--- Begin DATA PROVIDED ---
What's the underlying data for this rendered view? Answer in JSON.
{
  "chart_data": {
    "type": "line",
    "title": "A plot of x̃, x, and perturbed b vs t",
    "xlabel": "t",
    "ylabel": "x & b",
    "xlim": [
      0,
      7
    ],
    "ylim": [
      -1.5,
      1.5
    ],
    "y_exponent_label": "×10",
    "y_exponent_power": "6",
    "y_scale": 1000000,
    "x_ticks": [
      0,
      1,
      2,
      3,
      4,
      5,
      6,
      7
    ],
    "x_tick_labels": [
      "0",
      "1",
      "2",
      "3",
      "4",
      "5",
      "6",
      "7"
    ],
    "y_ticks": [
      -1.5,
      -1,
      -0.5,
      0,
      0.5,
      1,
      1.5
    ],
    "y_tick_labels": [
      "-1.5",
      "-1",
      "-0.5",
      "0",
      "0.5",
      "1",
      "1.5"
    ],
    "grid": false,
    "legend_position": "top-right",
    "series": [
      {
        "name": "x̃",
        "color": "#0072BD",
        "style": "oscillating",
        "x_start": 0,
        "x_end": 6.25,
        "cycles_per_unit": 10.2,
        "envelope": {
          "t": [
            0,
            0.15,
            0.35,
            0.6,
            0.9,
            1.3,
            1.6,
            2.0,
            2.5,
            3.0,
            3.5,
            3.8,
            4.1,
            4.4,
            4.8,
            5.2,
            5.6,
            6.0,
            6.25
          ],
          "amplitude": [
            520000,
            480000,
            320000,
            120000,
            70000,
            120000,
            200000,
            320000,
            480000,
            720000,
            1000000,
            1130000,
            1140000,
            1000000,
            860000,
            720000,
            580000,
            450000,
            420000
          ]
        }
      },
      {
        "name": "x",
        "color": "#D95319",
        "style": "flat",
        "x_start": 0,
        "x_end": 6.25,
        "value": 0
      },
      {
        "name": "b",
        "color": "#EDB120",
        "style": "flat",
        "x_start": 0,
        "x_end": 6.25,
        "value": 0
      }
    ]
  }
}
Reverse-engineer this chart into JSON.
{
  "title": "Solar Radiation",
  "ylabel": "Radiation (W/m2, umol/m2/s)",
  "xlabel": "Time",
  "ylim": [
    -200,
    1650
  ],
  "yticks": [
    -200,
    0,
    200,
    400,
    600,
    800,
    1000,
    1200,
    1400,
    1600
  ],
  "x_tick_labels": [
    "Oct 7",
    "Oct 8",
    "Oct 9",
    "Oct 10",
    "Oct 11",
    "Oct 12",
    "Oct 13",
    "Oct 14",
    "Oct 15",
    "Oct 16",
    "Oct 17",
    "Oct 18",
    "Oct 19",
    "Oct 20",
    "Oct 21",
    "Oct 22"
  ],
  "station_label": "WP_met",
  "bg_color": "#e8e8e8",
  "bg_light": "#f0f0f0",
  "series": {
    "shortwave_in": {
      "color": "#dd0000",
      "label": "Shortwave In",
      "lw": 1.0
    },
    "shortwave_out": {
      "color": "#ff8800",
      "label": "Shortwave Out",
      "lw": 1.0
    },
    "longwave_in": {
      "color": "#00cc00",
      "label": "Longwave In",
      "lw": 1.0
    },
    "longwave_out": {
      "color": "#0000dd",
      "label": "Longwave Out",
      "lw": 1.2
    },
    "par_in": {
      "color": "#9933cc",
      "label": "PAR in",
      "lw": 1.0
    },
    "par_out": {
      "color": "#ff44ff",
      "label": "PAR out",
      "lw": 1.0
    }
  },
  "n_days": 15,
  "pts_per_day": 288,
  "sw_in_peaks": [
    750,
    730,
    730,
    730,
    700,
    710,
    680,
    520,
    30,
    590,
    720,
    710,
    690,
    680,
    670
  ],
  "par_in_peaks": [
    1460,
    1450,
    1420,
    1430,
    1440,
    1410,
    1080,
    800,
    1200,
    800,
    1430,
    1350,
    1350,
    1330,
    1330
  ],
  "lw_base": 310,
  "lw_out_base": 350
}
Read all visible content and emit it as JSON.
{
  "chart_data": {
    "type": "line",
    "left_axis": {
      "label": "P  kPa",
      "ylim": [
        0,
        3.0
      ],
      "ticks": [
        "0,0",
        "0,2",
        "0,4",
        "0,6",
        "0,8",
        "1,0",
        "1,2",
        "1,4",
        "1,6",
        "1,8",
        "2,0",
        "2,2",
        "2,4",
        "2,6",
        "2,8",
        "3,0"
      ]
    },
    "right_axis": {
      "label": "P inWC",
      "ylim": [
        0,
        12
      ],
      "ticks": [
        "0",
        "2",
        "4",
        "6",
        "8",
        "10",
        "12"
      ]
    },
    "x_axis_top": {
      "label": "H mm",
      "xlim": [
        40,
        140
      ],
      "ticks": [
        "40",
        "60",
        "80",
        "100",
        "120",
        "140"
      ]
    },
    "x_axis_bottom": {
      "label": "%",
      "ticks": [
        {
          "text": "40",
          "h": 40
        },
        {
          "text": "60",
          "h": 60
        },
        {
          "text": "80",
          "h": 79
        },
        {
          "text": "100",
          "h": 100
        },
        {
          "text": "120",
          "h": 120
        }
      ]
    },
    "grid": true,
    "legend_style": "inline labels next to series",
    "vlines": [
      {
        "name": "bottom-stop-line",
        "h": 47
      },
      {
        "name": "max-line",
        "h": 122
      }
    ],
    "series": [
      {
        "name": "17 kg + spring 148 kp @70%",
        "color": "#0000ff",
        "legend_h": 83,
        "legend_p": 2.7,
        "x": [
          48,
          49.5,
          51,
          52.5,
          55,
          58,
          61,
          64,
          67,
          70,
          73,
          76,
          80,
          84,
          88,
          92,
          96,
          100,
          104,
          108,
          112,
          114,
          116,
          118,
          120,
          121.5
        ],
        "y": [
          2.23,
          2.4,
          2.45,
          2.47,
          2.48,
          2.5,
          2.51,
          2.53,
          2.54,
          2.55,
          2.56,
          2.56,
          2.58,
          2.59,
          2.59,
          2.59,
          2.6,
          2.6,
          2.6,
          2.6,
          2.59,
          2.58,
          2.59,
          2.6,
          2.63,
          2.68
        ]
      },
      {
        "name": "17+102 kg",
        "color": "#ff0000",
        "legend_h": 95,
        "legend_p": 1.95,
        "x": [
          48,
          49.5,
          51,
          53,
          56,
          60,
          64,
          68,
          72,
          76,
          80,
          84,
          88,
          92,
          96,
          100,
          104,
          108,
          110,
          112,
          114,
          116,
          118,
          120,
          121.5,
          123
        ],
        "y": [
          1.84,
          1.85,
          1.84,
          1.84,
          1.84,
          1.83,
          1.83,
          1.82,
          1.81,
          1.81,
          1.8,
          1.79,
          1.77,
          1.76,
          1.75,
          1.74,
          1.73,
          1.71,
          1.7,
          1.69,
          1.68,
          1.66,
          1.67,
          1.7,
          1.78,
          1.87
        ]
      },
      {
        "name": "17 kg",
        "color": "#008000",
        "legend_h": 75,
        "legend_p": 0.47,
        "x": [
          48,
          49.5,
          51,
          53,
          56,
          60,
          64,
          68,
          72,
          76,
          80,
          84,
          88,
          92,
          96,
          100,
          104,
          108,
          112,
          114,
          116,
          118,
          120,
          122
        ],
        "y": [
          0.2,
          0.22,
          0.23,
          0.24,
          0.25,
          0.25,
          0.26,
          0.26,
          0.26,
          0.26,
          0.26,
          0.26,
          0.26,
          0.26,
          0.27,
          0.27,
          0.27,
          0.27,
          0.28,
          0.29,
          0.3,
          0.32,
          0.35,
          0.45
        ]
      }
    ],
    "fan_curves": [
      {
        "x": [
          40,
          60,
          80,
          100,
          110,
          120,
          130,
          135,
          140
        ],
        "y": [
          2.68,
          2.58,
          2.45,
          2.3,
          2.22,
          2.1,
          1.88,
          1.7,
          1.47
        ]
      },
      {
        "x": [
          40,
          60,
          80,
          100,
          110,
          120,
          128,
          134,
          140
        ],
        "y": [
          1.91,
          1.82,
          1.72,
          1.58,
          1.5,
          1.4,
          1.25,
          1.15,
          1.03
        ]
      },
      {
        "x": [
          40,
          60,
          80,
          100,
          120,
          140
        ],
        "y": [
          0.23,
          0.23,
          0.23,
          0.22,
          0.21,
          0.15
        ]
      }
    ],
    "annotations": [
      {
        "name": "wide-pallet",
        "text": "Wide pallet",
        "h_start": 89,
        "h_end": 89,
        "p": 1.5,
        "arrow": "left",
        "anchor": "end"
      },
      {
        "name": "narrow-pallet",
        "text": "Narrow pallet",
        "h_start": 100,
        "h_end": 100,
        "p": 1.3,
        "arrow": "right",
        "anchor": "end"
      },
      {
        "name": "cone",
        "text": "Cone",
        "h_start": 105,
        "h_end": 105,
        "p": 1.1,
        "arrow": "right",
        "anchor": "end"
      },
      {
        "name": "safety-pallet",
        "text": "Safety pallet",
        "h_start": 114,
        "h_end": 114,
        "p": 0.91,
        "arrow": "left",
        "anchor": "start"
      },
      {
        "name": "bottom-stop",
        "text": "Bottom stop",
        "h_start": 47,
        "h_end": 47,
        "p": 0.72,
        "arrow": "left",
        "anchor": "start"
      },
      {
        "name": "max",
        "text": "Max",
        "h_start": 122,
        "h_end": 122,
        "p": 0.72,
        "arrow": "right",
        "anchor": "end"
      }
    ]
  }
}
--- End DATA PROVIDED ---
TASK REQUIREMENTS: Identify the lines above that contain the word "this", then copy them.

WRITTEN RESPONSE:
What's the underlying data for this rendered view? Answer in JSON.
Reverse-engineer this chart into JSON.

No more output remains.